___ RECORD EXTRACTS

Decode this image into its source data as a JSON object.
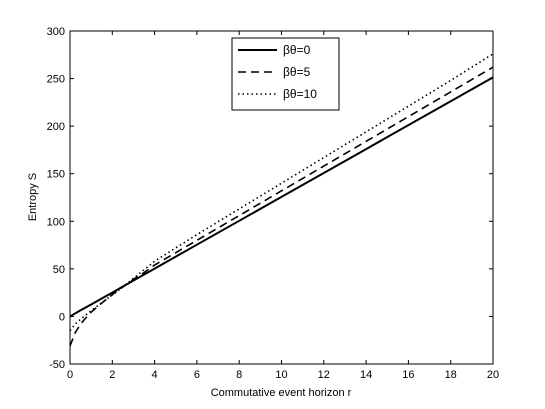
{
  "chart_data": {
    "type": "line",
    "title": "",
    "xlabel": "Commutative event horizon r",
    "ylabel": "Entropy S",
    "xlim": [
      0,
      20
    ],
    "ylim": [
      -50,
      300
    ],
    "xticks": [
      0,
      2,
      4,
      6,
      8,
      10,
      12,
      14,
      16,
      18,
      20
    ],
    "yticks": [
      -50,
      0,
      50,
      100,
      150,
      200,
      250,
      300
    ],
    "grid": false,
    "legend_position": "top-center",
    "series": [
      {
        "name": "βθ=0",
        "style": "solid",
        "color": "#000000",
        "x": [
          0,
          0.5,
          1,
          1.5,
          2,
          2.5,
          3,
          4,
          6,
          8,
          10,
          12,
          14,
          16,
          18,
          20
        ],
        "y": [
          0,
          6.5,
          12.5,
          18.8,
          25,
          31.4,
          37.7,
          50.3,
          75.4,
          100.5,
          125.7,
          150.8,
          175.9,
          201.1,
          226.2,
          251.3
        ]
      },
      {
        "name": "βθ=5",
        "style": "dashed",
        "color": "#000000",
        "x": [
          0,
          0.25,
          0.5,
          0.75,
          1,
          1.5,
          2,
          2.5,
          3,
          3.5,
          4,
          6,
          8,
          10,
          12,
          14,
          16,
          18,
          20
        ],
        "y": [
          -31,
          -17,
          -8,
          -1.5,
          4.5,
          14,
          23,
          31,
          39,
          46,
          54,
          80,
          106,
          132,
          158,
          184,
          210,
          236,
          262
        ]
      },
      {
        "name": "βθ=10",
        "style": "dotted",
        "color": "#000000",
        "x": [
          0,
          0.25,
          0.5,
          0.75,
          1,
          1.5,
          2,
          2.5,
          3,
          3.5,
          4,
          6,
          8,
          10,
          12,
          14,
          16,
          18,
          20
        ],
        "y": [
          -15,
          -8,
          -3,
          1.5,
          6,
          14.5,
          22.5,
          31,
          40,
          49,
          58,
          86,
          113,
          140,
          167,
          194,
          221,
          248,
          276
        ]
      }
    ]
  }
}
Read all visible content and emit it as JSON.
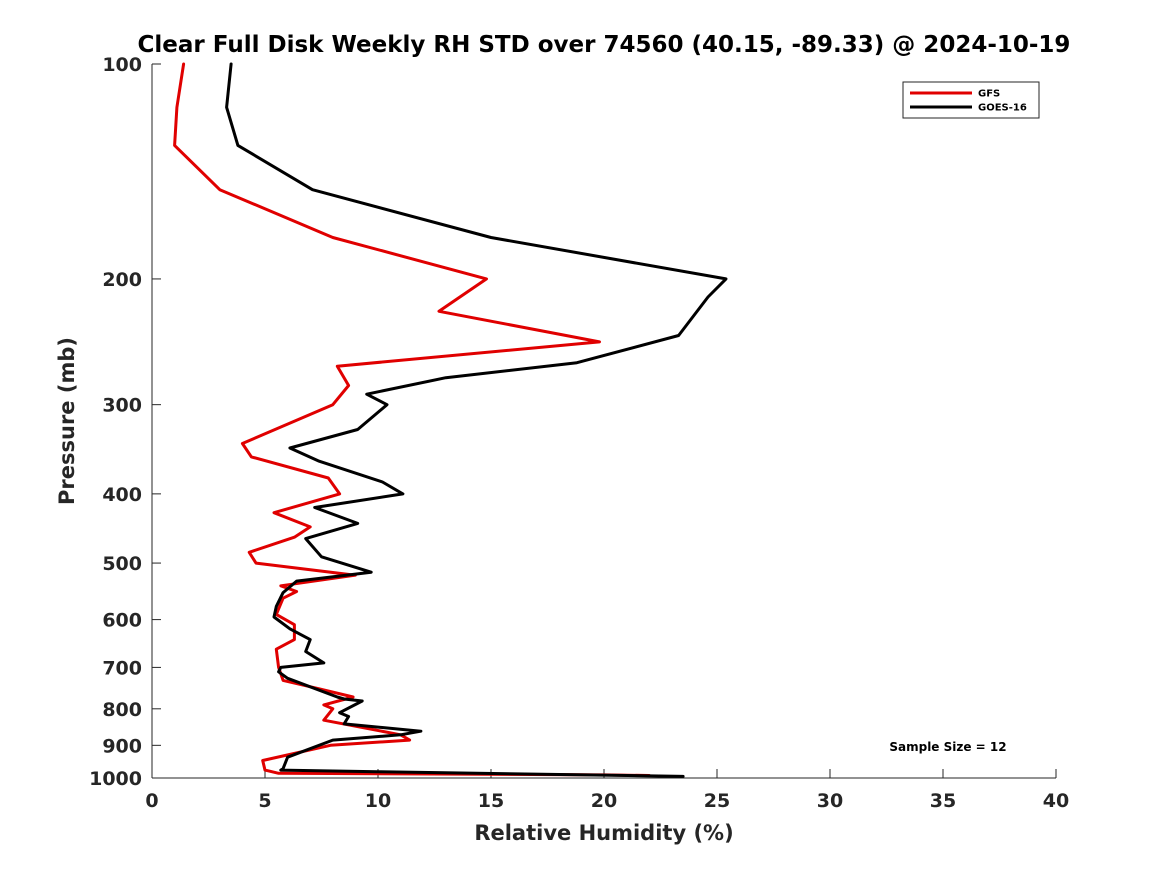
{
  "chart_data": {
    "type": "line",
    "title": "Clear Full Disk Weekly RH STD over 74560 (40.15, -89.33) @ 2024-10-19",
    "xlabel": "Relative Humidity (%)",
    "ylabel": "Pressure (mb)",
    "xlim": [
      0,
      40
    ],
    "ylim": [
      100,
      1000
    ],
    "yscale": "log",
    "y_reversed": true,
    "xticks": [
      0,
      5,
      10,
      15,
      20,
      25,
      30,
      35,
      40
    ],
    "yticks": [
      100,
      200,
      300,
      400,
      500,
      600,
      700,
      800,
      900,
      1000
    ],
    "legend_position": "top-right",
    "annotation": "Sample Size = 12",
    "series": [
      {
        "name": "GFS",
        "color": "#e00000",
        "x": [
          1.4,
          1.1,
          1.0,
          3.0,
          8.0,
          14.8,
          12.7,
          19.8,
          8.2,
          8.7,
          8.0,
          4.0,
          4.4,
          7.8,
          8.3,
          5.4,
          7.0,
          6.3,
          4.3,
          4.6,
          9.0,
          5.7,
          6.4,
          5.8,
          5.5,
          6.3,
          6.3,
          5.5,
          5.6,
          5.8,
          7.4,
          8.9,
          7.6,
          8.0,
          7.6,
          11.0,
          11.4,
          7.9,
          4.9,
          5.0,
          5.6,
          20.0,
          22.0
        ],
        "y": [
          100,
          115,
          130,
          150,
          175,
          200,
          222,
          245,
          265,
          282,
          300,
          340,
          355,
          380,
          400,
          425,
          445,
          460,
          483,
          500,
          520,
          538,
          548,
          560,
          590,
          610,
          640,
          660,
          700,
          730,
          750,
          770,
          790,
          800,
          830,
          870,
          885,
          900,
          945,
          975,
          985,
          990,
          992
        ]
      },
      {
        "name": "GOES-16",
        "color": "#000000",
        "x": [
          3.5,
          3.3,
          3.8,
          7.1,
          15.0,
          25.4,
          24.6,
          23.3,
          18.8,
          13.0,
          9.5,
          10.4,
          9.1,
          6.1,
          7.4,
          10.2,
          11.1,
          7.2,
          9.1,
          6.8,
          7.5,
          9.7,
          6.4,
          5.8,
          5.5,
          5.4,
          6.1,
          7.0,
          6.8,
          7.6,
          5.7,
          5.6,
          6.0,
          8.2,
          8.5,
          9.3,
          8.3,
          8.7,
          8.5,
          11.9,
          11.0,
          8.0,
          6.0,
          5.8,
          5.7,
          10.0,
          23.5
        ],
        "y": [
          100,
          115,
          130,
          150,
          175,
          200,
          212,
          240,
          262,
          275,
          290,
          300,
          325,
          345,
          360,
          385,
          400,
          418,
          440,
          462,
          490,
          515,
          530,
          550,
          575,
          595,
          618,
          640,
          665,
          690,
          700,
          710,
          725,
          770,
          775,
          780,
          810,
          820,
          840,
          860,
          870,
          885,
          935,
          970,
          975,
          980,
          995
        ]
      }
    ]
  }
}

______

### [YOUR OBJECTIVE]
In the records above, locate each line with the word "ylabel". Copy all such lines.

### [TASK RESPONSE]
    "ylabel": "Entropy S",
    "ylabel": "Pressure (mb)",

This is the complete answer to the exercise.